A run of records
* Start *

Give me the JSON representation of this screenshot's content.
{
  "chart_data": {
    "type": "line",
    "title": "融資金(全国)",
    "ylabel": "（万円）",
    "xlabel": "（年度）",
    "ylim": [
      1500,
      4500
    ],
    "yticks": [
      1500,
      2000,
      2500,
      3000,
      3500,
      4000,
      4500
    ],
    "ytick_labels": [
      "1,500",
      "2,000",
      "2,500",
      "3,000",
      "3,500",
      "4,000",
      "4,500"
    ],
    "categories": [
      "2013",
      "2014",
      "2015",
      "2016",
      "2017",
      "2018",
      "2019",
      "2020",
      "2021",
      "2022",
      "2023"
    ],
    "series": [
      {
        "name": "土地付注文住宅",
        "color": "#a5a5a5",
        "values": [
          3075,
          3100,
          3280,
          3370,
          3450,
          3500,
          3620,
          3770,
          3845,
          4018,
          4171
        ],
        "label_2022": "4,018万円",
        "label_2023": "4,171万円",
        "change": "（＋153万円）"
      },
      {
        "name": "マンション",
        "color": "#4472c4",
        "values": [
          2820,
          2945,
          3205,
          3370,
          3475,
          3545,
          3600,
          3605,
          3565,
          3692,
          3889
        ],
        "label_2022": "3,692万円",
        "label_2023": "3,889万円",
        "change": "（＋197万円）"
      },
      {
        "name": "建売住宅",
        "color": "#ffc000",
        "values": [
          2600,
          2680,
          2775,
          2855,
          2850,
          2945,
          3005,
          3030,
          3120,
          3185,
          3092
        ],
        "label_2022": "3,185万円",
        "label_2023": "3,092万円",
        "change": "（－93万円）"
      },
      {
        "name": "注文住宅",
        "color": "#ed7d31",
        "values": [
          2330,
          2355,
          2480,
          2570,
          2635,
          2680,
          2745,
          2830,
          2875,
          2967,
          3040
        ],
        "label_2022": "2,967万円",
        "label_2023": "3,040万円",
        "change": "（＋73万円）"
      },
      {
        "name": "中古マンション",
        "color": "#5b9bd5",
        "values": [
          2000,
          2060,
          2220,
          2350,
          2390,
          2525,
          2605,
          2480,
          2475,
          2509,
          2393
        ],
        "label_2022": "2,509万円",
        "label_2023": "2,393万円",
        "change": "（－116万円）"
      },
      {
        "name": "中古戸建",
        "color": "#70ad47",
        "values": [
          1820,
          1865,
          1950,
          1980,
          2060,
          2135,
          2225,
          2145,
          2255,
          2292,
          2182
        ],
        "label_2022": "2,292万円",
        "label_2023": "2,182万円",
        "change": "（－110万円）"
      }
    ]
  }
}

* End *

Collect every line with the string "color" from the records, and copy each.

### The output
        "color": "#a5a5a5",
        "color": "#4472c4",
        "color": "#ffc000",
        "color": "#ed7d31",
        "color": "#5b9bd5",
        "color": "#70ad47",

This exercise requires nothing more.